The exercise: Quote all of the data that follows exactly as written, skipping the images.

START Information shown

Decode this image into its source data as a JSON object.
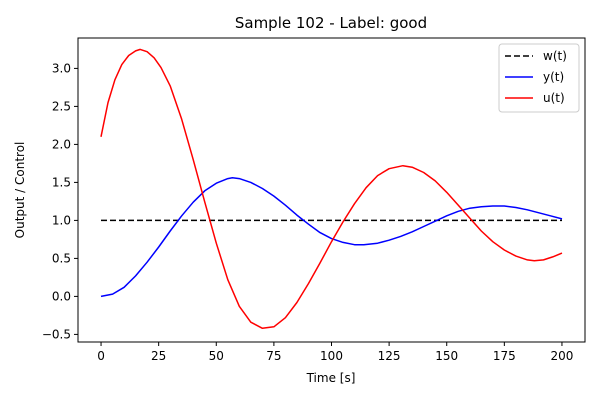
{
  "chart_data": {
    "type": "line",
    "title": "Sample 102 - Label: good",
    "xlabel": "Time [s]",
    "ylabel": "Output / Control",
    "xlim": [
      -10,
      210
    ],
    "ylim": [
      -0.6,
      3.4
    ],
    "xticks": [
      0,
      25,
      50,
      75,
      100,
      125,
      150,
      175,
      200
    ],
    "yticks": [
      -0.5,
      0.0,
      0.5,
      1.0,
      1.5,
      2.0,
      2.5,
      3.0
    ],
    "ytick_labels": [
      "−0.5",
      "0.0",
      "0.5",
      "1.0",
      "1.5",
      "2.0",
      "2.5",
      "3.0"
    ],
    "grid": false,
    "legend_position": "top-right",
    "series": [
      {
        "name": "w(t)",
        "color": "#000000",
        "dash": "dashed",
        "x": [
          0,
          200
        ],
        "y": [
          1.0,
          1.0
        ]
      },
      {
        "name": "y(t)",
        "color": "#0000ff",
        "dash": "solid",
        "x": [
          0,
          5,
          10,
          15,
          20,
          25,
          30,
          35,
          40,
          45,
          50,
          55,
          57,
          60,
          65,
          70,
          75,
          80,
          85,
          90,
          95,
          100,
          105,
          110,
          114,
          120,
          125,
          130,
          135,
          140,
          145,
          150,
          155,
          160,
          165,
          170,
          175,
          180,
          185,
          190,
          195,
          200
        ],
        "y": [
          0.0,
          0.03,
          0.12,
          0.27,
          0.45,
          0.65,
          0.86,
          1.06,
          1.24,
          1.39,
          1.49,
          1.55,
          1.56,
          1.55,
          1.5,
          1.42,
          1.32,
          1.2,
          1.07,
          0.95,
          0.84,
          0.76,
          0.71,
          0.68,
          0.68,
          0.7,
          0.74,
          0.79,
          0.85,
          0.92,
          0.99,
          1.06,
          1.12,
          1.16,
          1.18,
          1.19,
          1.19,
          1.17,
          1.14,
          1.1,
          1.06,
          1.02
        ]
      },
      {
        "name": "u(t)",
        "color": "#ff0000",
        "dash": "solid",
        "x": [
          0,
          3,
          6,
          9,
          12,
          15,
          17,
          20,
          23,
          26,
          30,
          35,
          40,
          45,
          50,
          55,
          60,
          65,
          70,
          75,
          80,
          85,
          90,
          95,
          100,
          105,
          110,
          115,
          120,
          125,
          131,
          135,
          140,
          145,
          150,
          155,
          160,
          165,
          170,
          175,
          180,
          185,
          188,
          192,
          196,
          200
        ],
        "y": [
          2.1,
          2.55,
          2.85,
          3.05,
          3.17,
          3.23,
          3.25,
          3.22,
          3.14,
          3.01,
          2.77,
          2.33,
          1.8,
          1.24,
          0.7,
          0.22,
          -0.13,
          -0.34,
          -0.42,
          -0.4,
          -0.28,
          -0.08,
          0.17,
          0.44,
          0.72,
          0.98,
          1.22,
          1.43,
          1.59,
          1.68,
          1.72,
          1.7,
          1.63,
          1.52,
          1.37,
          1.2,
          1.03,
          0.86,
          0.72,
          0.61,
          0.53,
          0.48,
          0.47,
          0.48,
          0.52,
          0.57
        ]
      }
    ]
  }
}
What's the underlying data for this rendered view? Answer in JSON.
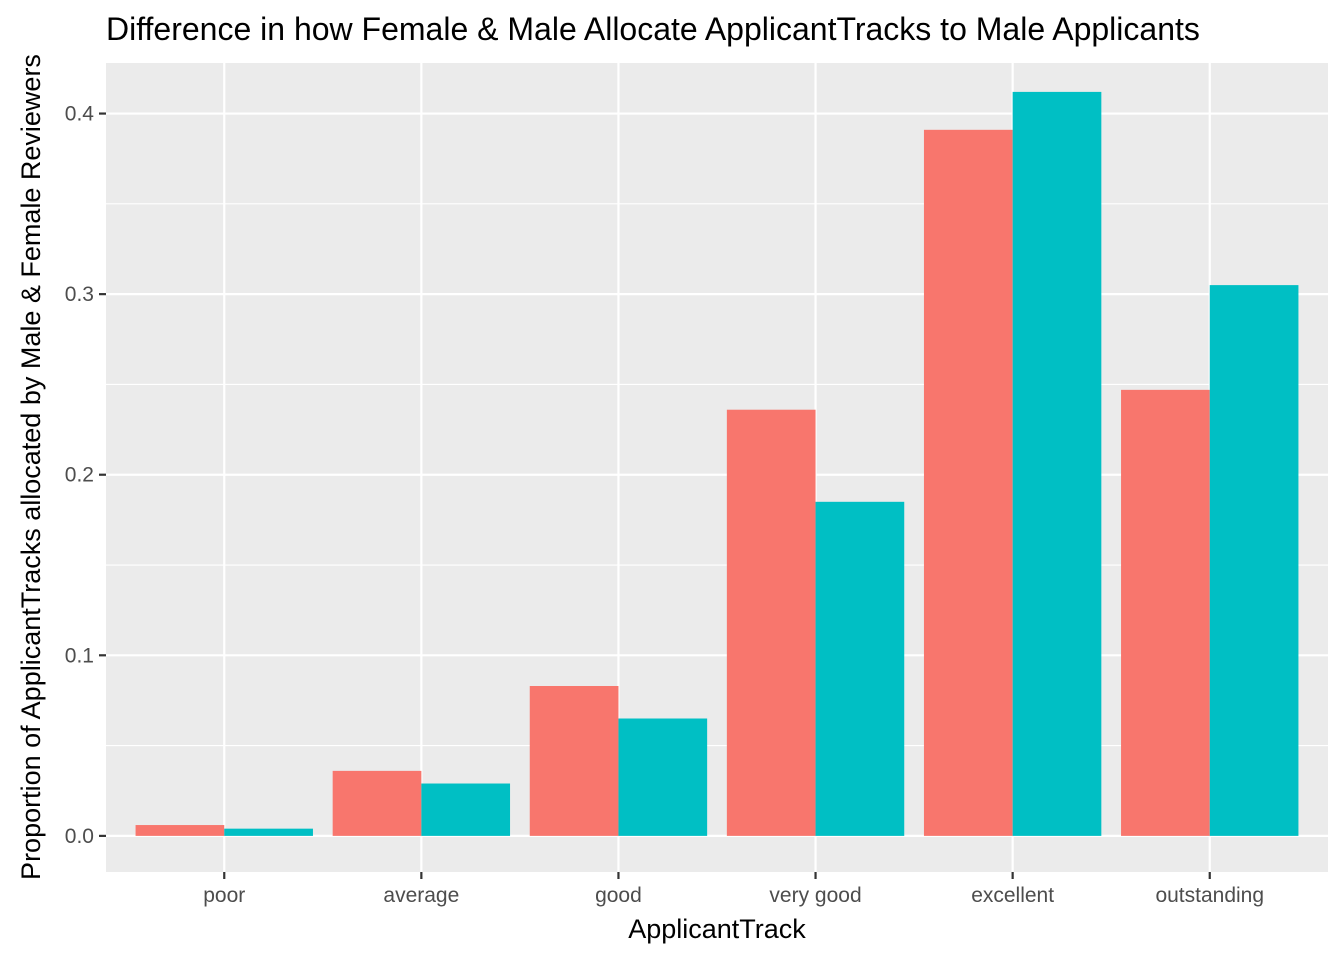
{
  "chart_data": {
    "type": "bar",
    "title": "Difference in how Female & Male Allocate ApplicantTracks to Male Applicants",
    "xlabel": "ApplicantTrack",
    "ylabel": "Proportion of ApplicantTracks allocated by Male & Female Reviewers",
    "categories": [
      "poor",
      "average",
      "good",
      "very good",
      "excellent",
      "outstanding"
    ],
    "series": [
      {
        "color": "#F8766D",
        "values": [
          0.006,
          0.036,
          0.083,
          0.236,
          0.391,
          0.247
        ]
      },
      {
        "color": "#00BFC4",
        "values": [
          0.004,
          0.029,
          0.065,
          0.185,
          0.412,
          0.305
        ]
      }
    ],
    "ylim": [
      -0.02,
      0.428
    ],
    "yticks": [
      0.0,
      0.1,
      0.2,
      0.3,
      0.4
    ],
    "ytick_labels": [
      "0.0",
      "0.1",
      "0.2",
      "0.3",
      "0.4"
    ],
    "grid": true,
    "legend": "none",
    "panel_color": "#EBEBEB",
    "grid_color": "#FFFFFF"
  }
}
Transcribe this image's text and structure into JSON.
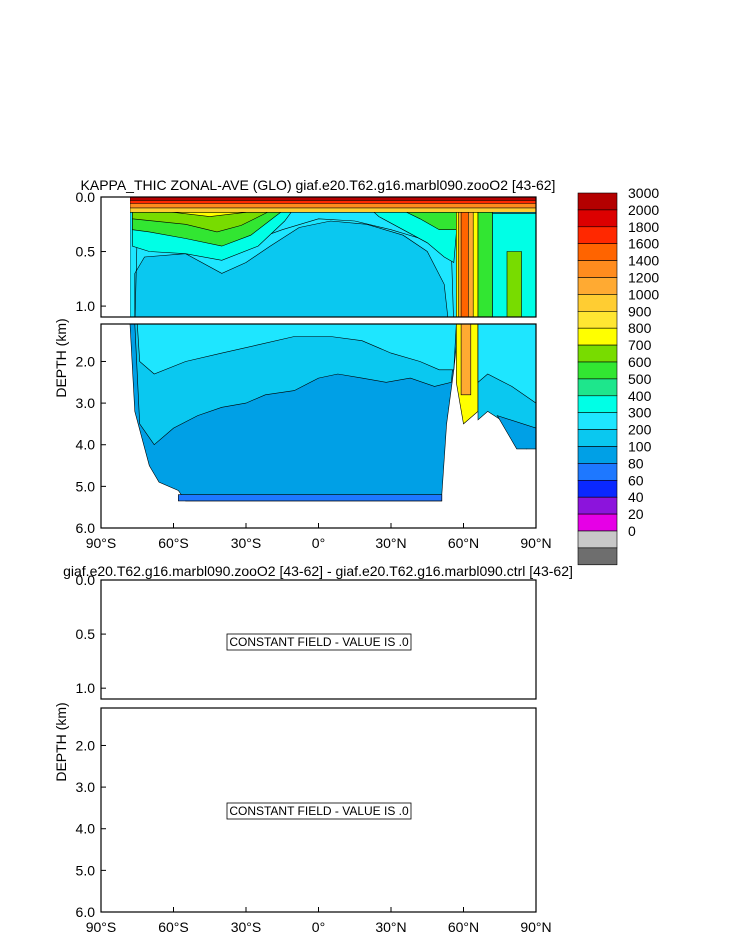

END Information shown

Solved exercise:
Decode this image into its source data as a JSON object.
{
  "chart_data": {
    "type": "line",
    "title": "Sample 102 - Label: good",
    "xlabel": "Time [s]",
    "ylabel": "Output / Control",
    "xlim": [
      -10,
      210
    ],
    "ylim": [
      -0.6,
      3.4
    ],
    "xticks": [
      0,
      25,
      50,
      75,
      100,
      125,
      150,
      175,
      200
    ],
    "yticks": [
      -0.5,
      0.0,
      0.5,
      1.0,
      1.5,
      2.0,
      2.5,
      3.0
    ],
    "ytick_labels": [
      "−0.5",
      "0.0",
      "0.5",
      "1.0",
      "1.5",
      "2.0",
      "2.5",
      "3.0"
    ],
    "grid": false,
    "legend_position": "top-right",
    "series": [
      {
        "name": "w(t)",
        "color": "#000000",
        "dash": "dashed",
        "x": [
          0,
          200
        ],
        "y": [
          1.0,
          1.0
        ]
      },
      {
        "name": "y(t)",
        "color": "#0000ff",
        "dash": "solid",
        "x": [
          0,
          5,
          10,
          15,
          20,
          25,
          30,
          35,
          40,
          45,
          50,
          55,
          57,
          60,
          65,
          70,
          75,
          80,
          85,
          90,
          95,
          100,
          105,
          110,
          114,
          120,
          125,
          130,
          135,
          140,
          145,
          150,
          155,
          160,
          165,
          170,
          175,
          180,
          185,
          190,
          195,
          200
        ],
        "y": [
          0.0,
          0.03,
          0.12,
          0.27,
          0.45,
          0.65,
          0.86,
          1.06,
          1.24,
          1.39,
          1.49,
          1.55,
          1.56,
          1.55,
          1.5,
          1.42,
          1.32,
          1.2,
          1.07,
          0.95,
          0.84,
          0.76,
          0.71,
          0.68,
          0.68,
          0.7,
          0.74,
          0.79,
          0.85,
          0.92,
          0.99,
          1.06,
          1.12,
          1.16,
          1.18,
          1.19,
          1.19,
          1.17,
          1.14,
          1.1,
          1.06,
          1.02
        ]
      },
      {
        "name": "u(t)",
        "color": "#ff0000",
        "dash": "solid",
        "x": [
          0,
          3,
          6,
          9,
          12,
          15,
          17,
          20,
          23,
          26,
          30,
          35,
          40,
          45,
          50,
          55,
          60,
          65,
          70,
          75,
          80,
          85,
          90,
          95,
          100,
          105,
          110,
          115,
          120,
          125,
          131,
          135,
          140,
          145,
          150,
          155,
          160,
          165,
          170,
          175,
          180,
          185,
          188,
          192,
          196,
          200
        ],
        "y": [
          2.1,
          2.55,
          2.85,
          3.05,
          3.17,
          3.23,
          3.25,
          3.22,
          3.14,
          3.01,
          2.77,
          2.33,
          1.8,
          1.24,
          0.7,
          0.22,
          -0.13,
          -0.34,
          -0.42,
          -0.4,
          -0.28,
          -0.08,
          0.17,
          0.44,
          0.72,
          0.98,
          1.22,
          1.43,
          1.59,
          1.68,
          1.72,
          1.7,
          1.63,
          1.52,
          1.37,
          1.2,
          1.03,
          0.86,
          0.72,
          0.61,
          0.53,
          0.48,
          0.47,
          0.48,
          0.52,
          0.57
        ]
      }
    ]
  }
}
What's the underlying data for this rendered view? Answer in JSON.
{
  "chart_data": {
    "type": "bar",
    "title": "Difference in how Female & Male Allocate ApplicantTracks to Male Applicants",
    "xlabel": "ApplicantTrack",
    "ylabel": "Proportion of ApplicantTracks allocated by Male & Female Reviewers",
    "categories": [
      "poor",
      "average",
      "good",
      "very good",
      "excellent",
      "outstanding"
    ],
    "series": [
      {
        "color": "#F8766D",
        "values": [
          0.006,
          0.036,
          0.083,
          0.236,
          0.391,
          0.247
        ]
      },
      {
        "color": "#00BFC4",
        "values": [
          0.004,
          0.029,
          0.065,
          0.185,
          0.412,
          0.305
        ]
      }
    ],
    "ylim": [
      -0.02,
      0.428
    ],
    "yticks": [
      0.0,
      0.1,
      0.2,
      0.3,
      0.4
    ],
    "ytick_labels": [
      "0.0",
      "0.1",
      "0.2",
      "0.3",
      "0.4"
    ],
    "grid": true,
    "legend": "none",
    "panel_color": "#EBEBEB",
    "grid_color": "#FFFFFF"
  }
}
Transcribe this image's text and structure into JSON.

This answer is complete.